# START OF RECORDS

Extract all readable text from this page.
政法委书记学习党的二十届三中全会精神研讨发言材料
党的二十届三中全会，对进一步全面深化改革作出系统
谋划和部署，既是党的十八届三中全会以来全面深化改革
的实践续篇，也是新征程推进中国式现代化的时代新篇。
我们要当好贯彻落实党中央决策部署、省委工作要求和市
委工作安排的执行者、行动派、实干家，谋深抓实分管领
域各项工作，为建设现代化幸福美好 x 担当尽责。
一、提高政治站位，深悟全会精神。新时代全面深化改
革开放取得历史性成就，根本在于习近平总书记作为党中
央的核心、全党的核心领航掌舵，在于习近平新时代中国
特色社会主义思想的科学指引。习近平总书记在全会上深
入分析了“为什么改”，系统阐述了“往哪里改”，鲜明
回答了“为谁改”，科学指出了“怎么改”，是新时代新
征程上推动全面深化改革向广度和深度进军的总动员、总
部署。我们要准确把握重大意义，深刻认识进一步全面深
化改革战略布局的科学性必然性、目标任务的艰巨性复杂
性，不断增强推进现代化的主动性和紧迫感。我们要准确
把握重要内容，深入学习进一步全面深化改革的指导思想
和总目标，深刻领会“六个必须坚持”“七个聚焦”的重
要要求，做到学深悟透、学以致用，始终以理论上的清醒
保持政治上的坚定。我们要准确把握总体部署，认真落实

# END OF RECORDS

### REQUIREMENTS
Transcribe the whole listing with nothing added or left out.

### OUTPUT OF THE EXERCISE
Extract all readable text from this page.
政法委书记学习党的二十届三中全会精神研讨发言材料
党的二十届三中全会，对进一步全面深化改革作出系统
谋划和部署，既是党的十八届三中全会以来全面深化改革
的实践续篇，也是新征程推进中国式现代化的时代新篇。
我们要当好贯彻落实党中央决策部署、省委工作要求和市
委工作安排的执行者、行动派、实干家，谋深抓实分管领
域各项工作，为建设现代化幸福美好 x 担当尽责。
一、提高政治站位，深悟全会精神。新时代全面深化改
革开放取得历史性成就，根本在于习近平总书记作为党中
央的核心、全党的核心领航掌舵，在于习近平新时代中国
特色社会主义思想的科学指引。习近平总书记在全会上深
入分析了“为什么改”，系统阐述了“往哪里改”，鲜明
回答了“为谁改”，科学指出了“怎么改”，是新时代新
征程上推动全面深化改革向广度和深度进军的总动员、总
部署。我们要准确把握重大意义，深刻认识进一步全面深
化改革战略布局的科学性必然性、目标任务的艰巨性复杂
性，不断增强推进现代化的主动性和紧迫感。我们要准确
把握重要内容，深入学习进一步全面深化改革的指导思想
和总目标，深刻领会“六个必须坚持”“七个聚焦”的重
要要求，做到学深悟透、学以致用，始终以理论上的清醒
保持政治上的坚定。我们要准确把握总体部署，认真落实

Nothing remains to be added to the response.